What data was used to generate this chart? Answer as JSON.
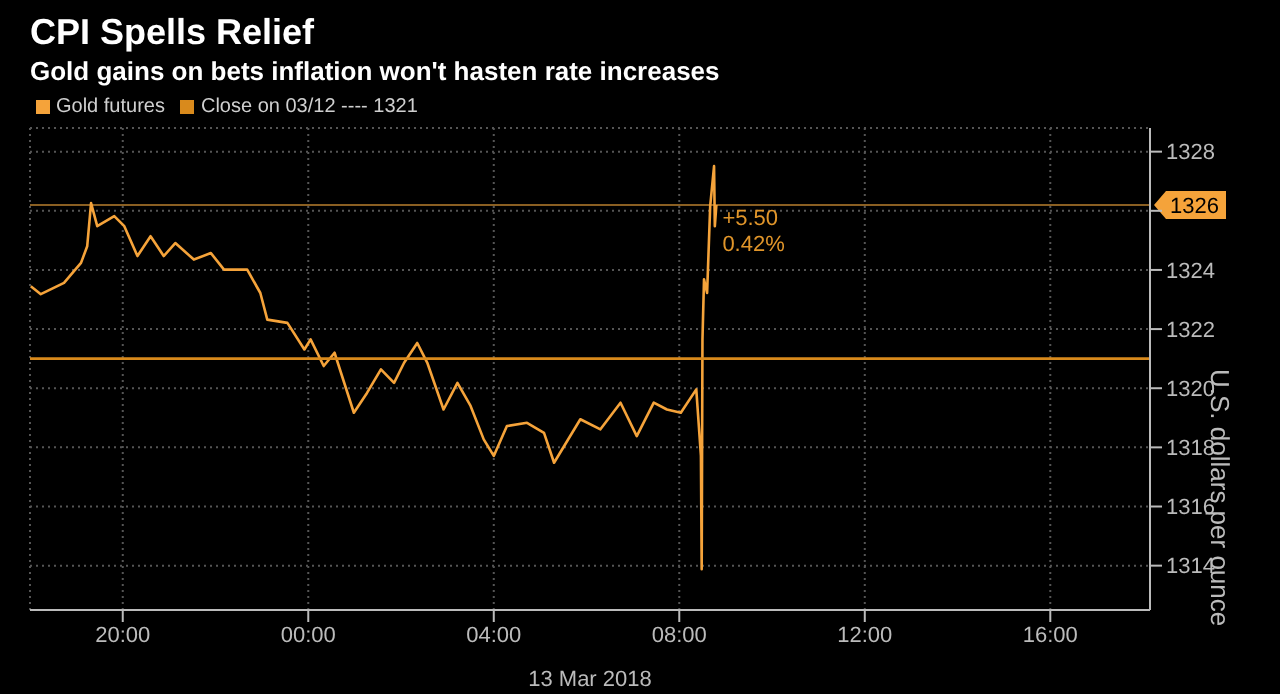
{
  "chart_data": {
    "type": "line",
    "title": "CPI Spells Relief",
    "subtitle": "Gold gains on bets inflation won't hasten rate increases",
    "xlabel": "13 Mar 2018",
    "ylabel": "U.S. dollars per ounce",
    "x": [
      "2018-03-12T18:01",
      "2018-03-12T18:14",
      "2018-03-12T18:44",
      "2018-03-12T19:06",
      "2018-03-12T19:14",
      "2018-03-12T19:19",
      "2018-03-12T19:27",
      "2018-03-12T19:49",
      "2018-03-12T20:02",
      "2018-03-12T20:19",
      "2018-03-12T20:36",
      "2018-03-12T20:53",
      "2018-03-12T21:08",
      "2018-03-12T21:32",
      "2018-03-12T21:54",
      "2018-03-12T22:11",
      "2018-03-12T22:41",
      "2018-03-12T22:58",
      "2018-03-12T23:07",
      "2018-03-12T23:33",
      "2018-03-12T23:55",
      "2018-03-13T00:03",
      "2018-03-13T00:20",
      "2018-03-13T00:34",
      "2018-03-13T00:59",
      "2018-03-13T01:16",
      "2018-03-13T01:34",
      "2018-03-13T01:51",
      "2018-03-13T02:04",
      "2018-03-13T02:21",
      "2018-03-13T02:34",
      "2018-03-13T02:55",
      "2018-03-13T03:13",
      "2018-03-13T03:30",
      "2018-03-13T03:47",
      "2018-03-13T04:00",
      "2018-03-13T04:17",
      "2018-03-13T04:43",
      "2018-03-13T05:05",
      "2018-03-13T05:18",
      "2018-03-13T05:52",
      "2018-03-13T06:18",
      "2018-03-13T06:44",
      "2018-03-13T07:05",
      "2018-03-13T07:27",
      "2018-03-13T07:44",
      "2018-03-13T08:02",
      "2018-03-13T08:22",
      "2018-03-13T08:28",
      "2018-03-13T08:29",
      "2018-03-13T08:30",
      "2018-03-13T08:32",
      "2018-03-13T08:36",
      "2018-03-13T08:40",
      "2018-03-13T08:45",
      "2018-03-13T08:46",
      "2018-03-13T08:48"
    ],
    "series": [
      {
        "name": "Gold futures",
        "color": "#f5a33a",
        "values": [
          1323.45,
          1323.18,
          1323.56,
          1324.24,
          1324.8,
          1326.26,
          1325.48,
          1325.82,
          1325.48,
          1324.47,
          1325.14,
          1324.47,
          1324.91,
          1324.35,
          1324.57,
          1324.01,
          1324.01,
          1323.22,
          1322.32,
          1322.21,
          1321.31,
          1321.65,
          1320.75,
          1321.2,
          1319.17,
          1319.84,
          1320.64,
          1320.18,
          1320.86,
          1321.53,
          1320.86,
          1319.28,
          1320.18,
          1319.4,
          1318.27,
          1317.71,
          1318.72,
          1318.83,
          1318.49,
          1317.48,
          1318.95,
          1318.61,
          1319.51,
          1318.38,
          1319.51,
          1319.28,
          1319.17,
          1319.96,
          1317.71,
          1313.88,
          1321.65,
          1323.68,
          1323.22,
          1326.16,
          1327.51,
          1325.48,
          1326.2
        ]
      },
      {
        "name": "Close on 03/12 ---- 1321",
        "color": "#d98a1c",
        "x": [
          "2018-03-12T18:00",
          "2018-03-13T18:09"
        ],
        "values": [
          1321,
          1321
        ]
      }
    ],
    "xlim": [
      "2018-03-12T18:00",
      "2018-03-13T18:09"
    ],
    "xticks": [
      {
        "value": "2018-03-12T20:00",
        "label": "20:00"
      },
      {
        "value": "2018-03-13T00:00",
        "label": "00:00"
      },
      {
        "value": "2018-03-13T04:00",
        "label": "04:00"
      },
      {
        "value": "2018-03-13T08:00",
        "label": "08:00"
      },
      {
        "value": "2018-03-13T12:00",
        "label": "12:00"
      },
      {
        "value": "2018-03-13T16:00",
        "label": "16:00"
      }
    ],
    "ylim": [
      1312.5,
      1328.8
    ],
    "yticks": [
      1314,
      1316,
      1318,
      1320,
      1322,
      1324,
      {
        "value": 1326,
        "label": null
      },
      1328
    ],
    "ref_lines": [
      {
        "axis": "y",
        "value": 1326.2,
        "label": "1326",
        "color": "#8a5f22"
      }
    ],
    "annotations": [
      {
        "text": "+5.50",
        "x": "2018-03-13T08:48",
        "y": 1326.2
      },
      {
        "text": "0.42%",
        "x": "2018-03-13T08:48",
        "y": 1326.2
      }
    ],
    "grid": true,
    "legend": "top left",
    "marker": "none",
    "line_style": "solid"
  }
}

--------------------

**Task instructions**
From the entries above, output every line exactly and omit any image.

**Expected answer**
What data was used to generate this chart? Answer as JSON.
{
  "chart_data": {
    "type": "line",
    "title": "CPI Spells Relief",
    "subtitle": "Gold gains on bets inflation won't hasten rate increases",
    "xlabel": "13 Mar 2018",
    "ylabel": "U.S. dollars per ounce",
    "x": [
      "2018-03-12T18:01",
      "2018-03-12T18:14",
      "2018-03-12T18:44",
      "2018-03-12T19:06",
      "2018-03-12T19:14",
      "2018-03-12T19:19",
      "2018-03-12T19:27",
      "2018-03-12T19:49",
      "2018-03-12T20:02",
      "2018-03-12T20:19",
      "2018-03-12T20:36",
      "2018-03-12T20:53",
      "2018-03-12T21:08",
      "2018-03-12T21:32",
      "2018-03-12T21:54",
      "2018-03-12T22:11",
      "2018-03-12T22:41",
      "2018-03-12T22:58",
      "2018-03-12T23:07",
      "2018-03-12T23:33",
      "2018-03-12T23:55",
      "2018-03-13T00:03",
      "2018-03-13T00:20",
      "2018-03-13T00:34",
      "2018-03-13T00:59",
      "2018-03-13T01:16",
      "2018-03-13T01:34",
      "2018-03-13T01:51",
      "2018-03-13T02:04",
      "2018-03-13T02:21",
      "2018-03-13T02:34",
      "2018-03-13T02:55",
      "2018-03-13T03:13",
      "2018-03-13T03:30",
      "2018-03-13T03:47",
      "2018-03-13T04:00",
      "2018-03-13T04:17",
      "2018-03-13T04:43",
      "2018-03-13T05:05",
      "2018-03-13T05:18",
      "2018-03-13T05:52",
      "2018-03-13T06:18",
      "2018-03-13T06:44",
      "2018-03-13T07:05",
      "2018-03-13T07:27",
      "2018-03-13T07:44",
      "2018-03-13T08:02",
      "2018-03-13T08:22",
      "2018-03-13T08:28",
      "2018-03-13T08:29",
      "2018-03-13T08:30",
      "2018-03-13T08:32",
      "2018-03-13T08:36",
      "2018-03-13T08:40",
      "2018-03-13T08:45",
      "2018-03-13T08:46",
      "2018-03-13T08:48"
    ],
    "series": [
      {
        "name": "Gold futures",
        "color": "#f5a33a",
        "values": [
          1323.45,
          1323.18,
          1323.56,
          1324.24,
          1324.8,
          1326.26,
          1325.48,
          1325.82,
          1325.48,
          1324.47,
          1325.14,
          1324.47,
          1324.91,
          1324.35,
          1324.57,
          1324.01,
          1324.01,
          1323.22,
          1322.32,
          1322.21,
          1321.31,
          1321.65,
          1320.75,
          1321.2,
          1319.17,
          1319.84,
          1320.64,
          1320.18,
          1320.86,
          1321.53,
          1320.86,
          1319.28,
          1320.18,
          1319.4,
          1318.27,
          1317.71,
          1318.72,
          1318.83,
          1318.49,
          1317.48,
          1318.95,
          1318.61,
          1319.51,
          1318.38,
          1319.51,
          1319.28,
          1319.17,
          1319.96,
          1317.71,
          1313.88,
          1321.65,
          1323.68,
          1323.22,
          1326.16,
          1327.51,
          1325.48,
          1326.2
        ]
      },
      {
        "name": "Close on 03/12 ---- 1321",
        "color": "#d98a1c",
        "x": [
          "2018-03-12T18:00",
          "2018-03-13T18:09"
        ],
        "values": [
          1321,
          1321
        ]
      }
    ],
    "xlim": [
      "2018-03-12T18:00",
      "2018-03-13T18:09"
    ],
    "xticks": [
      {
        "value": "2018-03-12T20:00",
        "label": "20:00"
      },
      {
        "value": "2018-03-13T00:00",
        "label": "00:00"
      },
      {
        "value": "2018-03-13T04:00",
        "label": "04:00"
      },
      {
        "value": "2018-03-13T08:00",
        "label": "08:00"
      },
      {
        "value": "2018-03-13T12:00",
        "label": "12:00"
      },
      {
        "value": "2018-03-13T16:00",
        "label": "16:00"
      }
    ],
    "ylim": [
      1312.5,
      1328.8
    ],
    "yticks": [
      1314,
      1316,
      1318,
      1320,
      1322,
      1324,
      {
        "value": 1326,
        "label": null
      },
      1328
    ],
    "ref_lines": [
      {
        "axis": "y",
        "value": 1326.2,
        "label": "1326",
        "color": "#8a5f22"
      }
    ],
    "annotations": [
      {
        "text": "+5.50",
        "x": "2018-03-13T08:48",
        "y": 1326.2
      },
      {
        "text": "0.42%",
        "x": "2018-03-13T08:48",
        "y": 1326.2
      }
    ],
    "grid": true,
    "legend": "top left",
    "marker": "none",
    "line_style": "solid"
  }
}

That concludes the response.